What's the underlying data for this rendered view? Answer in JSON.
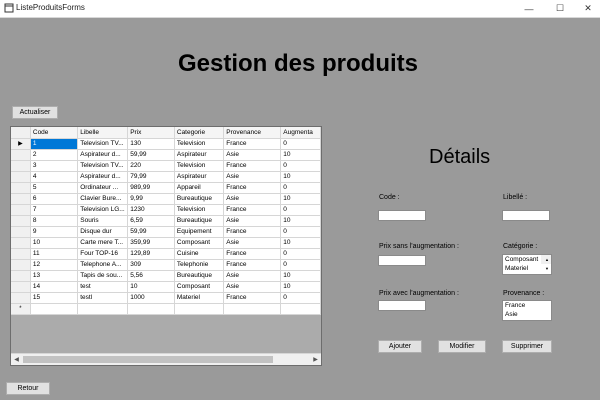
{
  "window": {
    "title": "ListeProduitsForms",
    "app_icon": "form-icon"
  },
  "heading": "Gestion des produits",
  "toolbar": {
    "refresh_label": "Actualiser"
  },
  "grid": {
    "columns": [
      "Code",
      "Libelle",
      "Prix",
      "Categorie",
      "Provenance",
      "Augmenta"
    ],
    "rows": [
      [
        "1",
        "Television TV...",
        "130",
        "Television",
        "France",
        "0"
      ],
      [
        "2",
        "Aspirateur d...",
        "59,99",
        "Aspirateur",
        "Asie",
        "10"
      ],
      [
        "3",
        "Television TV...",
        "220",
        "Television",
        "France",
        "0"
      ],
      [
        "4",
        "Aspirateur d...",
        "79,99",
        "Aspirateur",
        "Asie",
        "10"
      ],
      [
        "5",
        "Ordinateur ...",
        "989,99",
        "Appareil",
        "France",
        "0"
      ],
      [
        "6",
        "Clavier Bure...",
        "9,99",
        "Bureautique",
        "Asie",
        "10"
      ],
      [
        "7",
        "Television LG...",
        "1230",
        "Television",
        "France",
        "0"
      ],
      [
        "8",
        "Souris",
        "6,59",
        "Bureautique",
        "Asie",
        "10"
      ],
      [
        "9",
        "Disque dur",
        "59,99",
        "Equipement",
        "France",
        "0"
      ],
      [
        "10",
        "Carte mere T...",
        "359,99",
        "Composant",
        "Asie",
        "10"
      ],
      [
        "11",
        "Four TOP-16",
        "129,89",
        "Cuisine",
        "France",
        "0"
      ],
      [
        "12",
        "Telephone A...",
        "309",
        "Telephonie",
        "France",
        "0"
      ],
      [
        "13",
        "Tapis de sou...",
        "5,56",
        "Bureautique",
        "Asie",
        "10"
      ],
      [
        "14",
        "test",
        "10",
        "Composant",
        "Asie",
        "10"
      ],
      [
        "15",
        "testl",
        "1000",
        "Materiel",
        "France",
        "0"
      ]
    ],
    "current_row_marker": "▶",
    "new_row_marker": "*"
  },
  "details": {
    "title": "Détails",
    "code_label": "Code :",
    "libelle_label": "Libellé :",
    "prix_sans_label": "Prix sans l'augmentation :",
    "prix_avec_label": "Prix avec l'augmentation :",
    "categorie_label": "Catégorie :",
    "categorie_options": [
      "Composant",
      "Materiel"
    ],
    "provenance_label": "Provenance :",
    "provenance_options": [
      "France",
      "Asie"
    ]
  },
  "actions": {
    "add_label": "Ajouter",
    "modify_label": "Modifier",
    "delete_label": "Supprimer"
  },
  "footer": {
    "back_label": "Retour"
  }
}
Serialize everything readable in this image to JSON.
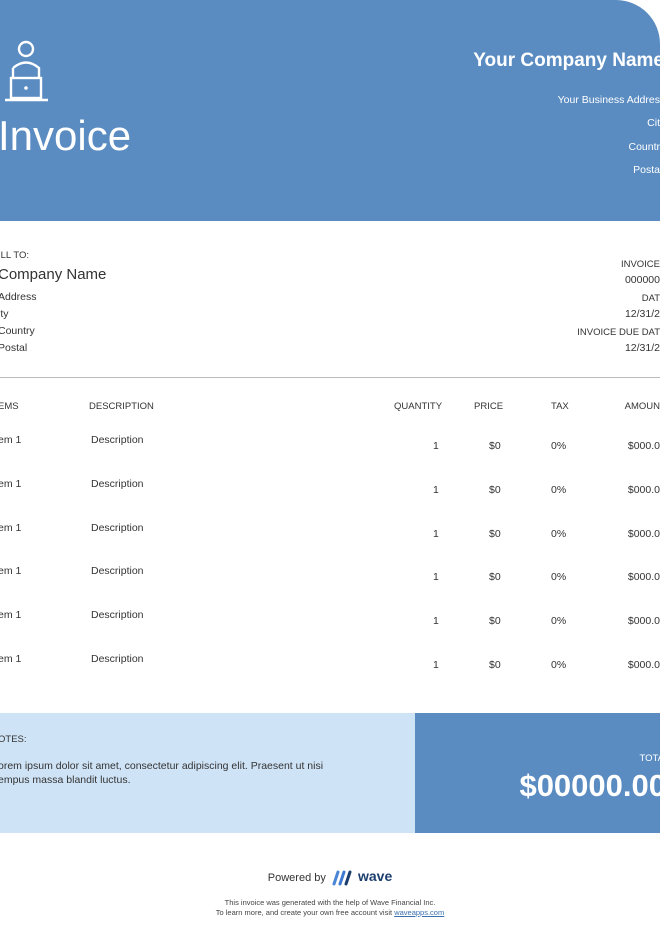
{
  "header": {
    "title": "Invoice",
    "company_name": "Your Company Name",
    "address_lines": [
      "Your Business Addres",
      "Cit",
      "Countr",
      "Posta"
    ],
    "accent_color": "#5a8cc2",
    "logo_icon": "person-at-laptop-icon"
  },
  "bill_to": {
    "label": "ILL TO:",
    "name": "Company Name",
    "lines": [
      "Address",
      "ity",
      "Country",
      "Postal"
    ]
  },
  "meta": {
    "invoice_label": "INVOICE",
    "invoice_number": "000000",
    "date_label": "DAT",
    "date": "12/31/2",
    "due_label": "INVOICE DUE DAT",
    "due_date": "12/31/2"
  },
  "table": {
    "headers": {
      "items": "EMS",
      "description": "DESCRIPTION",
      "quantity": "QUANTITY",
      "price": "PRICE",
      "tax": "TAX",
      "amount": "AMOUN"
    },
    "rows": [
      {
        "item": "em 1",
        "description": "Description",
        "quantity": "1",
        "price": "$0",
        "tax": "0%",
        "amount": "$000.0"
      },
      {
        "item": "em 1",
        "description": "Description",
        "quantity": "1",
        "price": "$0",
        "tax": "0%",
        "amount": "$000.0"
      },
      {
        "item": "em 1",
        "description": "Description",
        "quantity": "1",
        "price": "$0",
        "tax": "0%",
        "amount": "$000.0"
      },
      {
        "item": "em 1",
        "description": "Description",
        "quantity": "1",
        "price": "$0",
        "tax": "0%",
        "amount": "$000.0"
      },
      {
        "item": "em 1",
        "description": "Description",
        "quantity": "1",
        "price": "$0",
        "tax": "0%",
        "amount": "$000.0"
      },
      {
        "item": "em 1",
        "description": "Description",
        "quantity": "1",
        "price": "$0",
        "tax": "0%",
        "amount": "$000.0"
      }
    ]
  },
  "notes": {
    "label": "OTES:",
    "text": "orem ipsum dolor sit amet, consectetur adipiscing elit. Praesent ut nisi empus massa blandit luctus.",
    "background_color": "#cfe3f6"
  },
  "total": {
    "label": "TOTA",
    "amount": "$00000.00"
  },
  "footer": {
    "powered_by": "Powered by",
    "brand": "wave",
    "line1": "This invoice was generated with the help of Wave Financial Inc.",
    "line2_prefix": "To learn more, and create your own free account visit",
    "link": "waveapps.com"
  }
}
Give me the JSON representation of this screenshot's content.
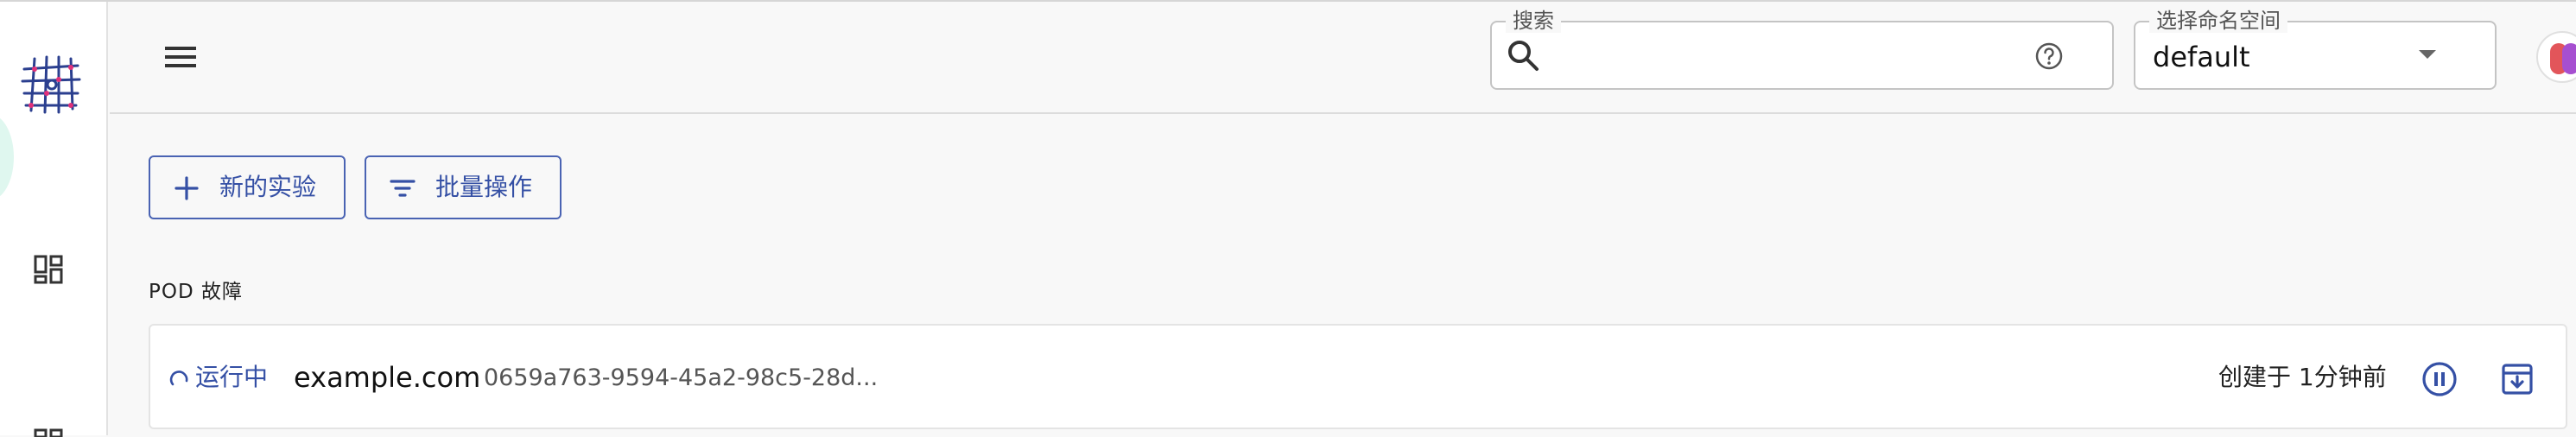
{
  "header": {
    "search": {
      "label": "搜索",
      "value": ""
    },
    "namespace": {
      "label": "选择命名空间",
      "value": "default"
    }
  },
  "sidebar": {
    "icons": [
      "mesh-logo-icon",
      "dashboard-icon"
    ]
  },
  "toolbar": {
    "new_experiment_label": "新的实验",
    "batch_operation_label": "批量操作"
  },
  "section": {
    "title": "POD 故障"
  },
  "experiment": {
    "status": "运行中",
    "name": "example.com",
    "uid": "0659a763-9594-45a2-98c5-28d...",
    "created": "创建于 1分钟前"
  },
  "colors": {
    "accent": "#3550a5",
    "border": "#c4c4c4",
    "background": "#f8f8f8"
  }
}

---+---

Keep only the lines that hold the string "augmentation", and copy them out.

    "prix_sans_label": "Prix sans l'augmentation :",
    "prix_avec_label": "Prix avec l'augmentation :",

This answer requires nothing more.